====== RECORDED INFORMATION ======

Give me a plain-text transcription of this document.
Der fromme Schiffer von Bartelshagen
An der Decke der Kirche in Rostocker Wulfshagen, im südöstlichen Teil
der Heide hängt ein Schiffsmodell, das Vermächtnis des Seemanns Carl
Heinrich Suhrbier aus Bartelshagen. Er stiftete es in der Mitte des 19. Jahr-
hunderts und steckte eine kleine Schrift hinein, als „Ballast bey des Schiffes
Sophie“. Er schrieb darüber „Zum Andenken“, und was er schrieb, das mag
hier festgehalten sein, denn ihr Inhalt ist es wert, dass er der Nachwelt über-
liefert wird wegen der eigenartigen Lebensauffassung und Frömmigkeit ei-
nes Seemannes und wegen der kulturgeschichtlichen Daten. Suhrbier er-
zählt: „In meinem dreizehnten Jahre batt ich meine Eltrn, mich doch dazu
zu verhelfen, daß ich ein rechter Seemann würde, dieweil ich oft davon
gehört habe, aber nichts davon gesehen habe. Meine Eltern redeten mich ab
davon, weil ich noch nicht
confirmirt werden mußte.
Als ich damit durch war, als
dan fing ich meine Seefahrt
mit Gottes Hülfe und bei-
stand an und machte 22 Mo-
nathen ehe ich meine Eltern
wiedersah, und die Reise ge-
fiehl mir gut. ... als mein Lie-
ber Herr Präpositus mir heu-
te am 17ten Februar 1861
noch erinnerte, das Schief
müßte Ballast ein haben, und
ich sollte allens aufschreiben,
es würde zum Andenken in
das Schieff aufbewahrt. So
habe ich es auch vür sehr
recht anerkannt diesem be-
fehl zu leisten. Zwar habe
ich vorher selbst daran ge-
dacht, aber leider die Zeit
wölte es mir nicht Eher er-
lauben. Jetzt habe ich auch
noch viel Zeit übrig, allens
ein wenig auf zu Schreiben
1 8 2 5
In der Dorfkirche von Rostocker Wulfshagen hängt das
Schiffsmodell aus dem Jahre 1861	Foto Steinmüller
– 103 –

======
====== RECORDED INFORMATION ======

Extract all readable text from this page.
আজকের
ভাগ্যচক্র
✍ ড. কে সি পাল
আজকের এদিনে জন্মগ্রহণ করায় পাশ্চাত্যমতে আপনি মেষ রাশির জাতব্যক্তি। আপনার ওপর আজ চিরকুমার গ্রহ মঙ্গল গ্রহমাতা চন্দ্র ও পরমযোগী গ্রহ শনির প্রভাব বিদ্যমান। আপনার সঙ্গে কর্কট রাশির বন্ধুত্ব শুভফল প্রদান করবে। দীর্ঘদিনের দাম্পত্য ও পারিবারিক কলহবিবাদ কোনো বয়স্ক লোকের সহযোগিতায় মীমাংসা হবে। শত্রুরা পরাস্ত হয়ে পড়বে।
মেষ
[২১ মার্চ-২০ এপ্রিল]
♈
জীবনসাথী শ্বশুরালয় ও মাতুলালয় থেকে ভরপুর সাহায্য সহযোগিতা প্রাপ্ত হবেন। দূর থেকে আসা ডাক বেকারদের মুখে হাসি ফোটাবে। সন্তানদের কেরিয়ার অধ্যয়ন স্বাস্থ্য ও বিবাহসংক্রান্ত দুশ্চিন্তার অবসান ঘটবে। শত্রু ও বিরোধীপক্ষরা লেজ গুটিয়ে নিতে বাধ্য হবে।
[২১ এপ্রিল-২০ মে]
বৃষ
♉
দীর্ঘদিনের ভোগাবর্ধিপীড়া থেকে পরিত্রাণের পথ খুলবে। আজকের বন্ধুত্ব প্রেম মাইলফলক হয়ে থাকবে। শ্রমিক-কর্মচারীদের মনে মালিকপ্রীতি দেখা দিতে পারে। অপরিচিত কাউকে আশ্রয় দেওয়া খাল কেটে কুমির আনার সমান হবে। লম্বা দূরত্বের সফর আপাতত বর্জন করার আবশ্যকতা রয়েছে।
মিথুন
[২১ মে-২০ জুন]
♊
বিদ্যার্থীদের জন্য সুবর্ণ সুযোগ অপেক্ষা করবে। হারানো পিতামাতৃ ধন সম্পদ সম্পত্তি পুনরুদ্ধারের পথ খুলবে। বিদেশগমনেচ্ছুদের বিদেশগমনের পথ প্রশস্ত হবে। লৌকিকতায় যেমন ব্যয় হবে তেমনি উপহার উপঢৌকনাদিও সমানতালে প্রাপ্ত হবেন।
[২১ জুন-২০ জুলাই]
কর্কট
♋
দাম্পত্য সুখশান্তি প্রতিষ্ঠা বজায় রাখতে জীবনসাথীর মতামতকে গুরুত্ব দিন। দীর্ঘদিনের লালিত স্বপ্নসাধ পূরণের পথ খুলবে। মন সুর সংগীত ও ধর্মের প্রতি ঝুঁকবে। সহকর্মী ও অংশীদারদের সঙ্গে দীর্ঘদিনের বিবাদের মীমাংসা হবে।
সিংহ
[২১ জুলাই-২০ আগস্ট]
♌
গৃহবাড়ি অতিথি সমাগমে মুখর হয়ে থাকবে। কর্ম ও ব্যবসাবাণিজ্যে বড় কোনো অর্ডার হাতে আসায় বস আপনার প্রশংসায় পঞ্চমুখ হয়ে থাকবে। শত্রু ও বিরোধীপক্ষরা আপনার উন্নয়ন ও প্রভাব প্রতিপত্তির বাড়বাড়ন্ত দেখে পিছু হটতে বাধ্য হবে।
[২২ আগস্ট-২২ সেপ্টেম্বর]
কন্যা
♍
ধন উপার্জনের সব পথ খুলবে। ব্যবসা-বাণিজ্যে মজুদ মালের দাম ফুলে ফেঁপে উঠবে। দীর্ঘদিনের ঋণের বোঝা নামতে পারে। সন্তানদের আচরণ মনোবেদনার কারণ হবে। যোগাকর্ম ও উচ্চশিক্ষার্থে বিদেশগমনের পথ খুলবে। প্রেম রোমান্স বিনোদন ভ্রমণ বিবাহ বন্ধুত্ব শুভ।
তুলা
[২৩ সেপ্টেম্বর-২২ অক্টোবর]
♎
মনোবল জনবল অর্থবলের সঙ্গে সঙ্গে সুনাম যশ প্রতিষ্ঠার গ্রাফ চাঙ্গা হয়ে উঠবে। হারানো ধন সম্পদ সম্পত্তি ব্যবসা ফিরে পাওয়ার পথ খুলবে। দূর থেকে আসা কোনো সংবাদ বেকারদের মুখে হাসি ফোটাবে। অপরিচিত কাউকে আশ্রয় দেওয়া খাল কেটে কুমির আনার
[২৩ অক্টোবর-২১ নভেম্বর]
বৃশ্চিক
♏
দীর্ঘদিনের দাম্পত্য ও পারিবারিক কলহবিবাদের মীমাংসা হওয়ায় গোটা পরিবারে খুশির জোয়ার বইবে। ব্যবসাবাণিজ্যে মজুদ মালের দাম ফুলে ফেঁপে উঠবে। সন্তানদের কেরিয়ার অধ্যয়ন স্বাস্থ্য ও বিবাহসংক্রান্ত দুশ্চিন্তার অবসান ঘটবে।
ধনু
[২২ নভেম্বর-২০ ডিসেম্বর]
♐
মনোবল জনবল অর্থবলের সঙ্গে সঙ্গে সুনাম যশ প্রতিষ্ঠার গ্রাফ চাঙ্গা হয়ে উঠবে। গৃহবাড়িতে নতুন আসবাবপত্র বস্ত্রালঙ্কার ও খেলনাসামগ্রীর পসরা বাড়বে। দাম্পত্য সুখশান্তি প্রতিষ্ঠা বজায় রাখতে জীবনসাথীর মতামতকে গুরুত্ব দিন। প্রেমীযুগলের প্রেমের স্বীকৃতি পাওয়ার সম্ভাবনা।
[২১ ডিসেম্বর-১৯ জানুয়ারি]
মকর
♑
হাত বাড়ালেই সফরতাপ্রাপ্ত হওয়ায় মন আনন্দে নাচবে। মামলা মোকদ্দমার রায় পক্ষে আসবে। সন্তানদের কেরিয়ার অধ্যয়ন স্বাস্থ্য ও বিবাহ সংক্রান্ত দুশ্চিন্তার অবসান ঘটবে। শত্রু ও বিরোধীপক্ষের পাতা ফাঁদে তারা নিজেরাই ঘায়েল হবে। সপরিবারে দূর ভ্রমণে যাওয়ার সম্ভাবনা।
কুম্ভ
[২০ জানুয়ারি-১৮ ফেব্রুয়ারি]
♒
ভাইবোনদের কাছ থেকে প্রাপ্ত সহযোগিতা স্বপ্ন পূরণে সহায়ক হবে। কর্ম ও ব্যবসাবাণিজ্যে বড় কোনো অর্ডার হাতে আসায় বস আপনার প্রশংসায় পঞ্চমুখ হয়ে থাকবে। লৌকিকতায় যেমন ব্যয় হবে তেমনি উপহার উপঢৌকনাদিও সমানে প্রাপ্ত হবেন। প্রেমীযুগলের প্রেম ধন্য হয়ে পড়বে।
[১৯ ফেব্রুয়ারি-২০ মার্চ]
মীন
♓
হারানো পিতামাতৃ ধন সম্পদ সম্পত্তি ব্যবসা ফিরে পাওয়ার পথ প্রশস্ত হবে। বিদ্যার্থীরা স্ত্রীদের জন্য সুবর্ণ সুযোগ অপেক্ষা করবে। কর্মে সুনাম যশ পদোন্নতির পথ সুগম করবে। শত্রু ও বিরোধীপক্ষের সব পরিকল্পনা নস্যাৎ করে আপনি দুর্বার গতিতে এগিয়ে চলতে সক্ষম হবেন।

======
====== RECORDED INFORMATION ======

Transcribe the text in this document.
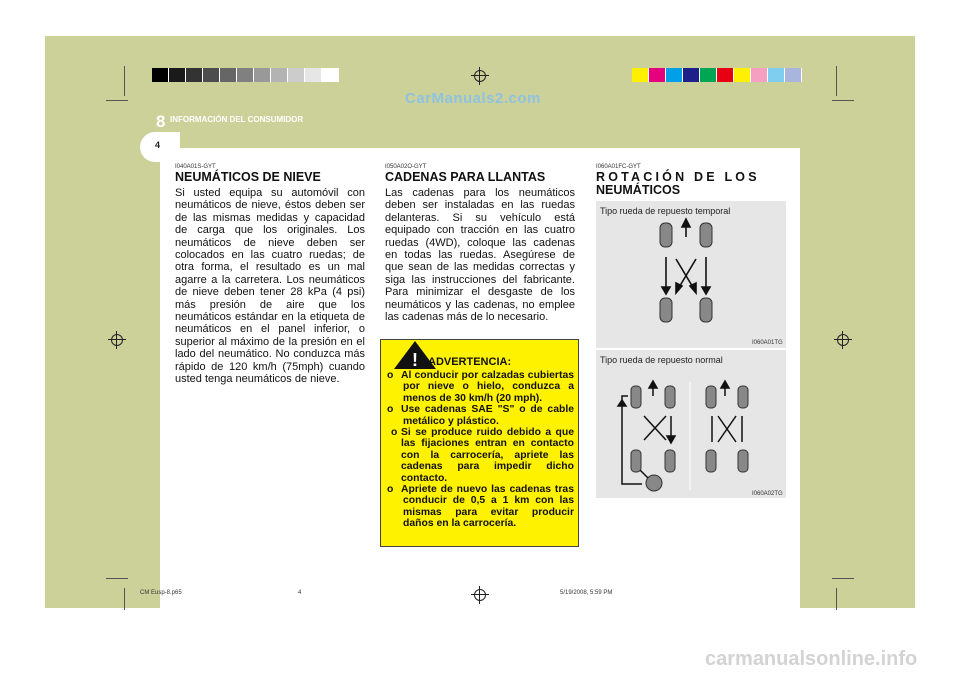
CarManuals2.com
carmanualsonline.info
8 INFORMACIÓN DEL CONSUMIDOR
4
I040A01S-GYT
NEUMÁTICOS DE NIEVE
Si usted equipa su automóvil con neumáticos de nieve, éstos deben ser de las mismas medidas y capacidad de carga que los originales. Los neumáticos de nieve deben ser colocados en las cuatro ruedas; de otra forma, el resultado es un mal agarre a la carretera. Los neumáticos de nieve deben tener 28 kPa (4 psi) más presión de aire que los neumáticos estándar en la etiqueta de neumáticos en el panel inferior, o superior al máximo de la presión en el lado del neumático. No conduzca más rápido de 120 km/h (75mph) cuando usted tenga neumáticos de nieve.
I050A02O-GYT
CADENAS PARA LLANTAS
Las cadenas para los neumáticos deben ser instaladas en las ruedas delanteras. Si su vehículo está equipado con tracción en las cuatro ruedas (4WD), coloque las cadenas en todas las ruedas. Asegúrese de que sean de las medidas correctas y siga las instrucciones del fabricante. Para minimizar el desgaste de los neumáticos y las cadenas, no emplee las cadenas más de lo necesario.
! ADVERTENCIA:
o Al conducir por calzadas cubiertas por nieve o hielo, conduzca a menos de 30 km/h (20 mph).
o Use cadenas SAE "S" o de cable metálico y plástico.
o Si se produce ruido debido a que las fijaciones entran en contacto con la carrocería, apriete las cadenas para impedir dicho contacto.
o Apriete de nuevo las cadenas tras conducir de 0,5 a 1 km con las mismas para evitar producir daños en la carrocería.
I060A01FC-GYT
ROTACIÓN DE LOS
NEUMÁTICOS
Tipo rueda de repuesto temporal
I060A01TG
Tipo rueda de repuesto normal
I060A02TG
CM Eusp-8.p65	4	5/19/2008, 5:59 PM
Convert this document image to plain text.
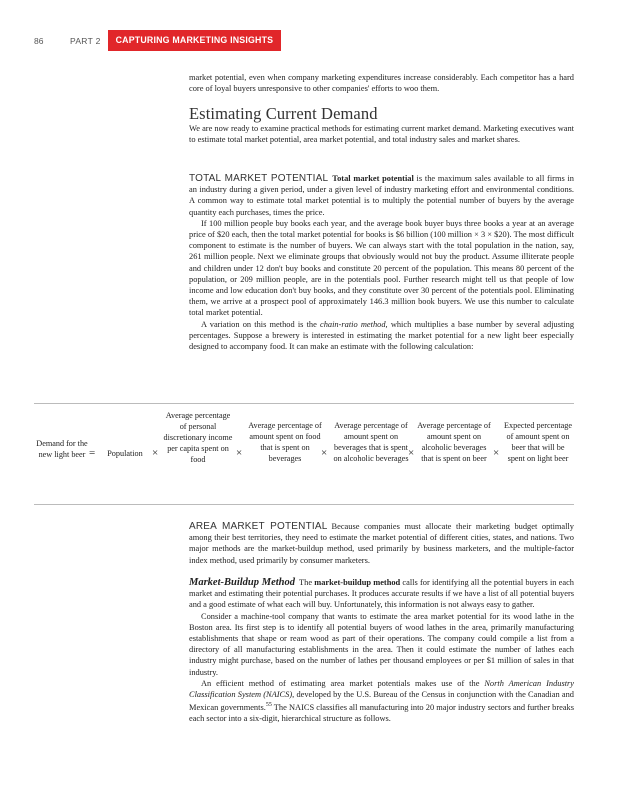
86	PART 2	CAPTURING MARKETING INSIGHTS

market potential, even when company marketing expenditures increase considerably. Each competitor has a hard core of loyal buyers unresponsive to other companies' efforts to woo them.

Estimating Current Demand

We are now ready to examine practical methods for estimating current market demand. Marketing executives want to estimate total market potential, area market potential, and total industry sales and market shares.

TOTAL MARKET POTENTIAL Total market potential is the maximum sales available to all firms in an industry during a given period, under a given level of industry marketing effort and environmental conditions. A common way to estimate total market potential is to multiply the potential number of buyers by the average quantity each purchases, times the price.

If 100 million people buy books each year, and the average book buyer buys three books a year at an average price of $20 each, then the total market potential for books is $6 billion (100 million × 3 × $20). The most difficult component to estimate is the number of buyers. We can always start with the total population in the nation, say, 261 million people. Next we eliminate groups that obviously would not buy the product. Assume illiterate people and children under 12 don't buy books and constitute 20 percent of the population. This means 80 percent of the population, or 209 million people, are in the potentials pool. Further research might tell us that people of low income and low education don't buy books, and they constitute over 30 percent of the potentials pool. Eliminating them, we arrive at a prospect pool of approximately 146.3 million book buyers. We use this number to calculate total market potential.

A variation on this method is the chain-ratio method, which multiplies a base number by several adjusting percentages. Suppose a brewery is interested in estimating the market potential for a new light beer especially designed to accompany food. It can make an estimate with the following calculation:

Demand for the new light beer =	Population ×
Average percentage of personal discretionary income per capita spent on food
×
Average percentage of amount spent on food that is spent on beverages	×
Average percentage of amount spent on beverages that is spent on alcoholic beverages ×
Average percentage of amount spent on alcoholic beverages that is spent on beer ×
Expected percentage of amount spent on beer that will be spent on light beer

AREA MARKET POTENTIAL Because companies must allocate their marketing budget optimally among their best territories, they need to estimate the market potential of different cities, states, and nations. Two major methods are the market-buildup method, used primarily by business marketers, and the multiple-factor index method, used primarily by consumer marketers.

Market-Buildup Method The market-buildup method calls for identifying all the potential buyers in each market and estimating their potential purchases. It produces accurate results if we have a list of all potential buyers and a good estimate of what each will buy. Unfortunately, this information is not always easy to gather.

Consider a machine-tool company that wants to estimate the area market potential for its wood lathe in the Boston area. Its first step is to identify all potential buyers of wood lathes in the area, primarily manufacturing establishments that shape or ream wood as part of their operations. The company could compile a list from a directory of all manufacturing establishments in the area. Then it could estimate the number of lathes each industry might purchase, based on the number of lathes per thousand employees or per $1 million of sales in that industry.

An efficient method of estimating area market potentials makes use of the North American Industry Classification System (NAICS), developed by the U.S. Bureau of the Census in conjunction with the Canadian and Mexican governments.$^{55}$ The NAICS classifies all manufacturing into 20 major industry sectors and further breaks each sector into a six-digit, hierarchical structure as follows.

======

## DO THIS
Copy each line of the listing that holds the word "food".

## RESPONSE FOR THIS EXERCISE
A variation on this method is the chain-ratio method, which multiplies a base number by several adjusting percentages. Suppose a brewery is interested in estimating the market potential for a new light beer especially designed to accompany food. It can make an estimate with the following calculation:
Average percentage of personal discretionary income per capita spent on food
Average percentage of amount spent on food that is spent on beverages	×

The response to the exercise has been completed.